YOUR INSTRUCTIONS ▸ Copy out each line of the listing below where the string "Dietary" appears.
[Start of section]
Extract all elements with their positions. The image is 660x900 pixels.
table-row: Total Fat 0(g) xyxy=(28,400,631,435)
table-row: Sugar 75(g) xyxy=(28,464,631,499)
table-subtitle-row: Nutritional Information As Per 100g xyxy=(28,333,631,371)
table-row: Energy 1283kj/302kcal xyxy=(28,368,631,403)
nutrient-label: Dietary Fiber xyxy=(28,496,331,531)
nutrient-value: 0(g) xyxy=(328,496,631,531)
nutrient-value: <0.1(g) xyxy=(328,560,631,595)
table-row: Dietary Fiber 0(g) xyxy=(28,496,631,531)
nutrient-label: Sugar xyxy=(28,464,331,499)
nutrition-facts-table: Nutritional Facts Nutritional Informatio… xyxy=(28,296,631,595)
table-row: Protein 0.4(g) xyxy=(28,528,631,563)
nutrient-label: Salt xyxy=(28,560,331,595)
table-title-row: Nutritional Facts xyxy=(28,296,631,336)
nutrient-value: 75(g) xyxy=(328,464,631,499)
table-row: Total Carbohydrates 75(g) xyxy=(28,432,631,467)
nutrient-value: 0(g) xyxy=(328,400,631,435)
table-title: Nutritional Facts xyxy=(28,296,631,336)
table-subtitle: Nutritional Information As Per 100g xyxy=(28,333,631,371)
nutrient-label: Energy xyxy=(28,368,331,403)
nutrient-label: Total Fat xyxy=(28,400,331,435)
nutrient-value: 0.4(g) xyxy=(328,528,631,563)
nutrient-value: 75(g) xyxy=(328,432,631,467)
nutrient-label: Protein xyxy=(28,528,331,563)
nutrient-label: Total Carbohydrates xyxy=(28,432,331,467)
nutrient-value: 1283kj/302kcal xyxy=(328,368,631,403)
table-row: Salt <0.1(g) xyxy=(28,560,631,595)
[End of section]
EXERCISE RESPONSE ▸
nutrient-label: Dietary Fiber xyxy=(28,496,331,531)
table-row: Dietary Fiber 0(g) xyxy=(28,496,631,531)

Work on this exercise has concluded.